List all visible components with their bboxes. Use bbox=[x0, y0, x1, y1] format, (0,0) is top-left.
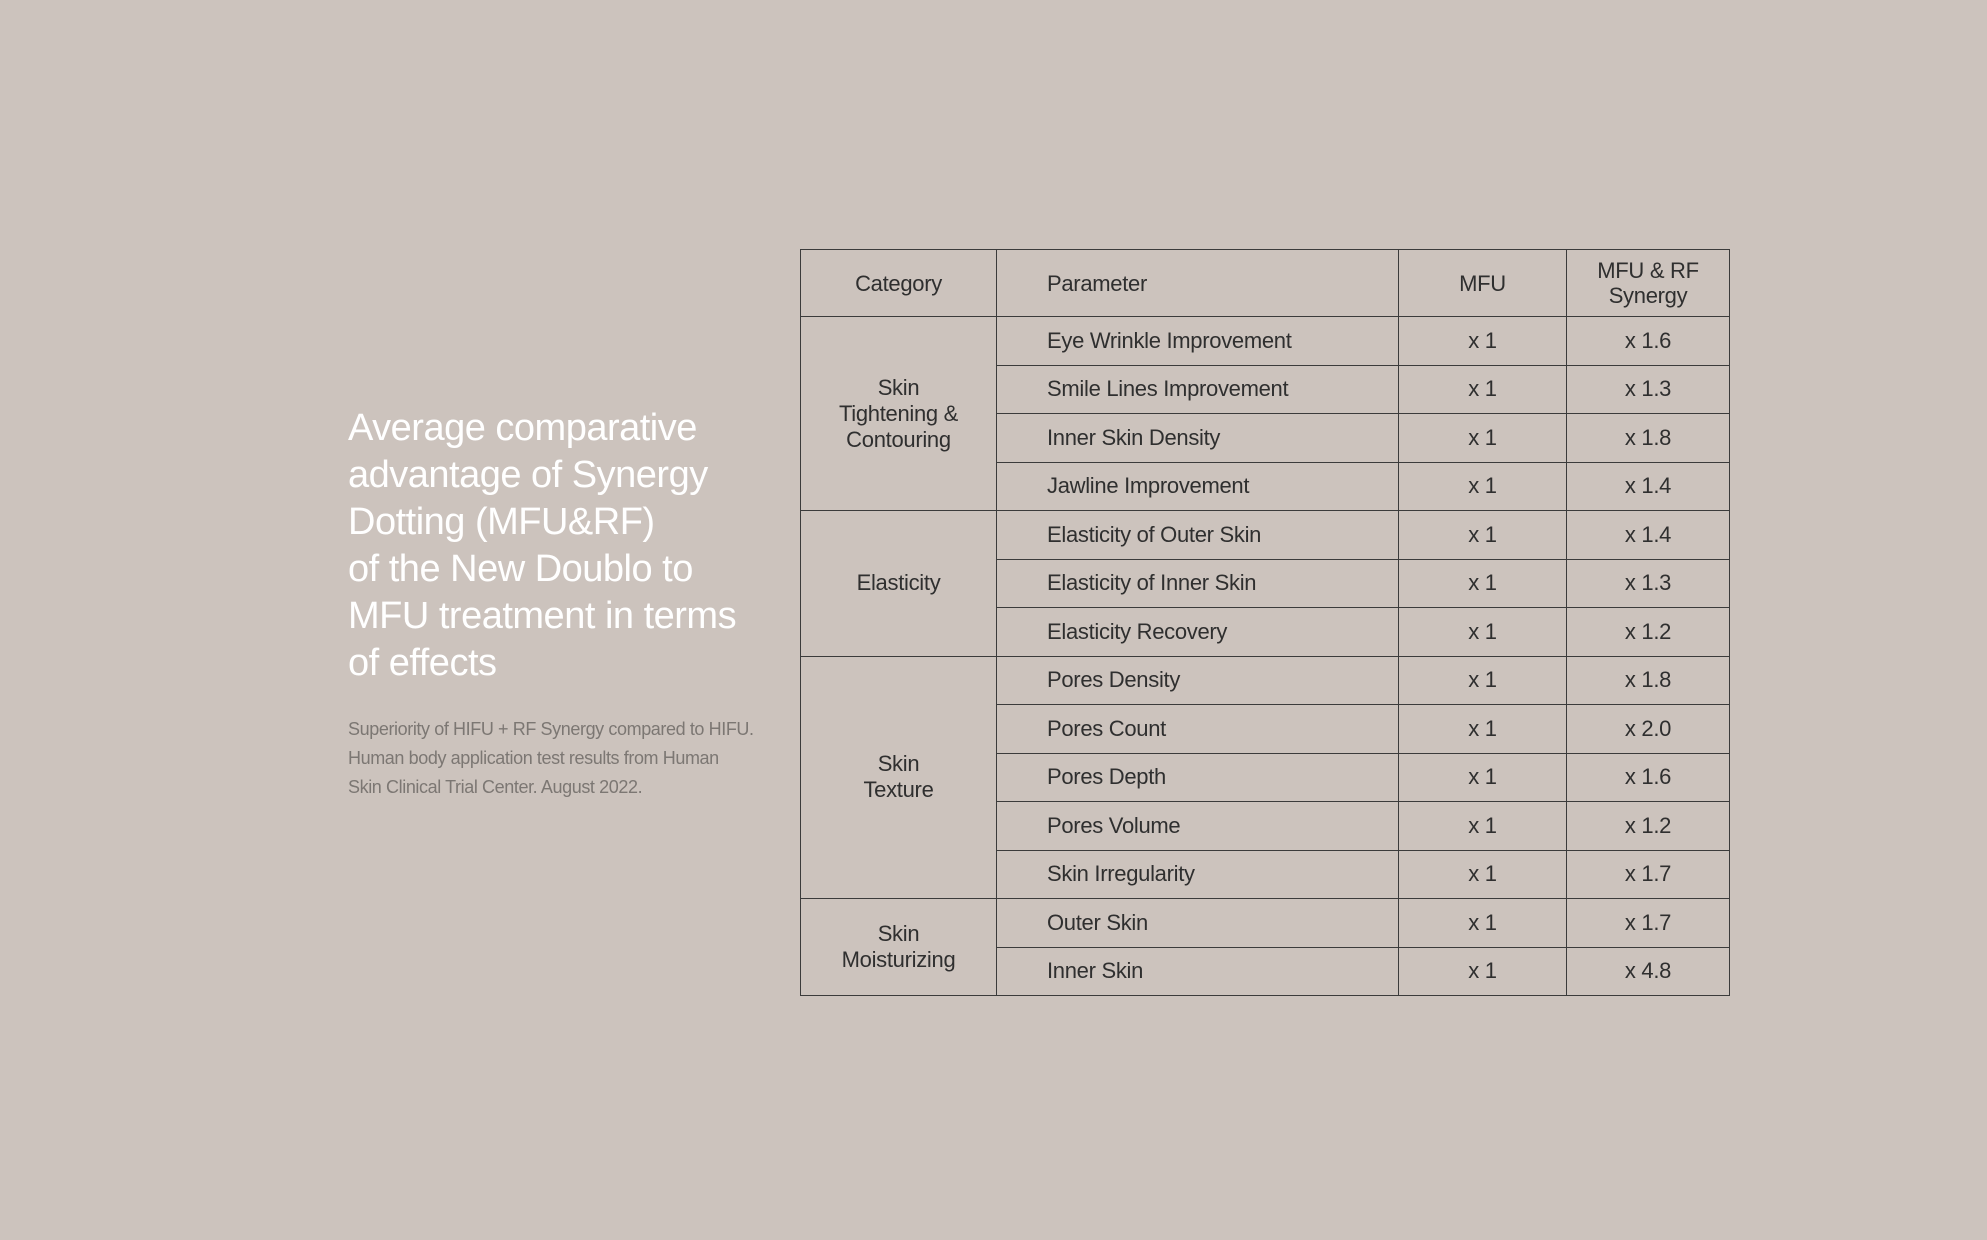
heading-line: of effects bbox=[348, 642, 497, 684]
parameter-cell: Inner Skin Density bbox=[997, 414, 1399, 463]
synergy-value-cell: x 1.6 bbox=[1567, 753, 1730, 802]
category-line: Skin bbox=[877, 921, 920, 946]
synergy-value-cell: x 1.2 bbox=[1567, 608, 1730, 657]
heading-line: advantage of Synergy bbox=[348, 454, 708, 496]
heading-line: Dotting (MFU&RF) bbox=[348, 501, 655, 543]
table-row bbox=[801, 317, 1730, 366]
mfu-value-cell: x 1 bbox=[1399, 559, 1567, 608]
parameter-cell: Elasticity of Outer Skin bbox=[997, 511, 1399, 560]
mfu-value-cell: x 1 bbox=[1399, 414, 1567, 463]
heading-line: Average comparative bbox=[348, 407, 697, 449]
parameter-cell: Elasticity of Inner Skin bbox=[997, 559, 1399, 608]
table-row bbox=[801, 511, 1730, 560]
synergy-value-cell: x 1.2 bbox=[1567, 802, 1730, 851]
synergy-value-cell: x 1.4 bbox=[1567, 511, 1730, 560]
parameter-cell: Pores Density bbox=[997, 656, 1399, 705]
category-line: Tightening & bbox=[838, 400, 959, 426]
parameter-cell: Smile Lines Improvement bbox=[997, 365, 1399, 414]
category-line: Contouring bbox=[846, 426, 951, 452]
parameter-cell: Pores Volume bbox=[997, 802, 1399, 851]
synergy-value-cell: x 1.7 bbox=[1567, 899, 1730, 948]
mfu-value-cell: x 1 bbox=[1399, 802, 1567, 851]
category-cell bbox=[801, 656, 997, 899]
comparison-table bbox=[800, 249, 1730, 996]
header-synergy-line: MFU & RF bbox=[1597, 258, 1699, 283]
category-line: Skin bbox=[877, 751, 920, 777]
note-line: Superiority of HIFU + RF Synergy compared to HIFU. bbox=[348, 719, 754, 739]
heading-line: MFU treatment in terms bbox=[348, 595, 737, 637]
page-heading bbox=[348, 405, 768, 687]
header-synergy bbox=[1567, 250, 1730, 317]
parameter-cell: Jawline Improvement bbox=[997, 462, 1399, 511]
synergy-value-cell: x 4.8 bbox=[1567, 947, 1730, 996]
mfu-value-cell: x 1 bbox=[1399, 947, 1567, 996]
category-line: Skin bbox=[877, 374, 920, 400]
mfu-value-cell: x 1 bbox=[1399, 850, 1567, 899]
header-mfu: MFU bbox=[1399, 250, 1567, 317]
table-header-row bbox=[801, 250, 1730, 317]
category-line: Moisturizing bbox=[841, 947, 956, 972]
parameter-cell: Inner Skin bbox=[997, 947, 1399, 996]
synergy-value-cell: x 1.6 bbox=[1567, 317, 1730, 366]
mfu-value-cell: x 1 bbox=[1399, 608, 1567, 657]
synergy-value-cell: x 1.3 bbox=[1567, 365, 1730, 414]
category-cell bbox=[801, 511, 997, 657]
parameter-cell: Elasticity Recovery bbox=[997, 608, 1399, 657]
header-synergy-line: Synergy bbox=[1608, 283, 1688, 308]
source-note bbox=[348, 715, 788, 802]
table-row bbox=[801, 656, 1730, 705]
category-cell bbox=[801, 899, 997, 996]
synergy-value-cell: x 1.3 bbox=[1567, 559, 1730, 608]
category-cell bbox=[801, 317, 997, 511]
parameter-cell: Pores Depth bbox=[997, 753, 1399, 802]
note-line: Skin Clinical Trial Center. August 2022. bbox=[348, 777, 643, 797]
category-line: Elasticity bbox=[856, 570, 941, 596]
mfu-value-cell: x 1 bbox=[1399, 899, 1567, 948]
mfu-value-cell: x 1 bbox=[1399, 656, 1567, 705]
parameter-cell: Eye Wrinkle Improvement bbox=[997, 317, 1399, 366]
synergy-value-cell: x 1.4 bbox=[1567, 462, 1730, 511]
synergy-value-cell: x 1.8 bbox=[1567, 414, 1730, 463]
heading-line: of the New Doublo to bbox=[348, 548, 693, 590]
synergy-value-cell: x 1.7 bbox=[1567, 850, 1730, 899]
category-line: Texture bbox=[863, 777, 934, 803]
synergy-value-cell: x 2.0 bbox=[1567, 705, 1730, 754]
parameter-cell: Skin Irregularity bbox=[997, 850, 1399, 899]
synergy-value-cell: x 1.8 bbox=[1567, 656, 1730, 705]
mfu-value-cell: x 1 bbox=[1399, 365, 1567, 414]
mfu-value-cell: x 1 bbox=[1399, 462, 1567, 511]
mfu-value-cell: x 1 bbox=[1399, 705, 1567, 754]
table-body bbox=[801, 317, 1730, 996]
mfu-value-cell: x 1 bbox=[1399, 753, 1567, 802]
table-row bbox=[801, 899, 1730, 948]
mfu-value-cell: x 1 bbox=[1399, 317, 1567, 366]
mfu-value-cell: x 1 bbox=[1399, 511, 1567, 560]
parameter-cell: Outer Skin bbox=[997, 899, 1399, 948]
header-parameter: Parameter bbox=[997, 250, 1399, 317]
parameter-cell: Pores Count bbox=[997, 705, 1399, 754]
header-category: Category bbox=[801, 250, 997, 317]
note-line: Human body application test results from Human bbox=[348, 748, 719, 768]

:: Directive ::
Copy every row above word for word, and leave the picture out of your answer.

:: Solution for this exercise ::
List all visible components with their bboxes. Use bbox=[x0, y0, x1, y1] format, (0,0) is top-left.
heading-line: of effects bbox=[348, 642, 497, 684]
parameter-cell: Inner Skin Density bbox=[997, 414, 1399, 463]
synergy-value-cell: x 1.6 bbox=[1567, 753, 1730, 802]
category-line: Skin bbox=[877, 921, 920, 946]
synergy-value-cell: x 1.2 bbox=[1567, 608, 1730, 657]
heading-line: advantage of Synergy bbox=[348, 454, 708, 496]
heading-line: Dotting (MFU&RF) bbox=[348, 501, 655, 543]
table-row bbox=[801, 317, 1730, 366]
mfu-value-cell: x 1 bbox=[1399, 559, 1567, 608]
parameter-cell: Elasticity of Outer Skin bbox=[997, 511, 1399, 560]
mfu-value-cell: x 1 bbox=[1399, 414, 1567, 463]
heading-line: Average comparative bbox=[348, 407, 697, 449]
parameter-cell: Elasticity of Inner Skin bbox=[997, 559, 1399, 608]
table-row bbox=[801, 511, 1730, 560]
synergy-value-cell: x 1.2 bbox=[1567, 802, 1730, 851]
synergy-value-cell: x 1.4 bbox=[1567, 511, 1730, 560]
parameter-cell: Pores Density bbox=[997, 656, 1399, 705]
category-line: Tightening & bbox=[838, 400, 959, 426]
parameter-cell: Smile Lines Improvement bbox=[997, 365, 1399, 414]
category-line: Contouring bbox=[846, 426, 951, 452]
parameter-cell: Pores Volume bbox=[997, 802, 1399, 851]
synergy-value-cell: x 1.7 bbox=[1567, 899, 1730, 948]
mfu-value-cell: x 1 bbox=[1399, 802, 1567, 851]
category-cell bbox=[801, 656, 997, 899]
comparison-table bbox=[800, 249, 1730, 996]
header-synergy-line: MFU & RF bbox=[1597, 258, 1699, 283]
category-line: Skin bbox=[877, 751, 920, 777]
note-line: Superiority of HIFU + RF Synergy compared to HIFU. bbox=[348, 719, 754, 739]
heading-line: MFU treatment in terms bbox=[348, 595, 737, 637]
page-heading bbox=[348, 405, 768, 687]
header-synergy bbox=[1567, 250, 1730, 317]
parameter-cell: Jawline Improvement bbox=[997, 462, 1399, 511]
synergy-value-cell: x 4.8 bbox=[1567, 947, 1730, 996]
mfu-value-cell: x 1 bbox=[1399, 947, 1567, 996]
category-line: Skin bbox=[877, 374, 920, 400]
mfu-value-cell: x 1 bbox=[1399, 850, 1567, 899]
header-mfu: MFU bbox=[1399, 250, 1567, 317]
table-header-row bbox=[801, 250, 1730, 317]
category-line: Moisturizing bbox=[841, 947, 956, 972]
parameter-cell: Inner Skin bbox=[997, 947, 1399, 996]
synergy-value-cell: x 1.6 bbox=[1567, 317, 1730, 366]
mfu-value-cell: x 1 bbox=[1399, 608, 1567, 657]
synergy-value-cell: x 1.3 bbox=[1567, 365, 1730, 414]
category-cell bbox=[801, 511, 997, 657]
parameter-cell: Elasticity Recovery bbox=[997, 608, 1399, 657]
header-synergy-line: Synergy bbox=[1608, 283, 1688, 308]
source-note bbox=[348, 715, 788, 802]
table-row bbox=[801, 656, 1730, 705]
category-cell bbox=[801, 899, 997, 996]
synergy-value-cell: x 1.3 bbox=[1567, 559, 1730, 608]
category-cell bbox=[801, 317, 997, 511]
parameter-cell: Pores Depth bbox=[997, 753, 1399, 802]
note-line: Skin Clinical Trial Center. August 2022. bbox=[348, 777, 643, 797]
category-line: Elasticity bbox=[856, 570, 941, 596]
mfu-value-cell: x 1 bbox=[1399, 899, 1567, 948]
mfu-value-cell: x 1 bbox=[1399, 656, 1567, 705]
parameter-cell: Eye Wrinkle Improvement bbox=[997, 317, 1399, 366]
synergy-value-cell: x 1.4 bbox=[1567, 462, 1730, 511]
synergy-value-cell: x 1.8 bbox=[1567, 414, 1730, 463]
heading-line: of the New Doublo to bbox=[348, 548, 693, 590]
synergy-value-cell: x 1.7 bbox=[1567, 850, 1730, 899]
category-line: Texture bbox=[863, 777, 934, 803]
synergy-value-cell: x 2.0 bbox=[1567, 705, 1730, 754]
parameter-cell: Skin Irregularity bbox=[997, 850, 1399, 899]
synergy-value-cell: x 1.8 bbox=[1567, 656, 1730, 705]
mfu-value-cell: x 1 bbox=[1399, 365, 1567, 414]
mfu-value-cell: x 1 bbox=[1399, 462, 1567, 511]
mfu-value-cell: x 1 bbox=[1399, 705, 1567, 754]
table-body bbox=[801, 317, 1730, 996]
mfu-value-cell: x 1 bbox=[1399, 753, 1567, 802]
table-row bbox=[801, 899, 1730, 948]
mfu-value-cell: x 1 bbox=[1399, 317, 1567, 366]
mfu-value-cell: x 1 bbox=[1399, 511, 1567, 560]
parameter-cell: Outer Skin bbox=[997, 899, 1399, 948]
header-parameter: Parameter bbox=[997, 250, 1399, 317]
parameter-cell: Pores Count bbox=[997, 705, 1399, 754]
header-category: Category bbox=[801, 250, 997, 317]
note-line: Human body application test results from Human bbox=[348, 748, 719, 768]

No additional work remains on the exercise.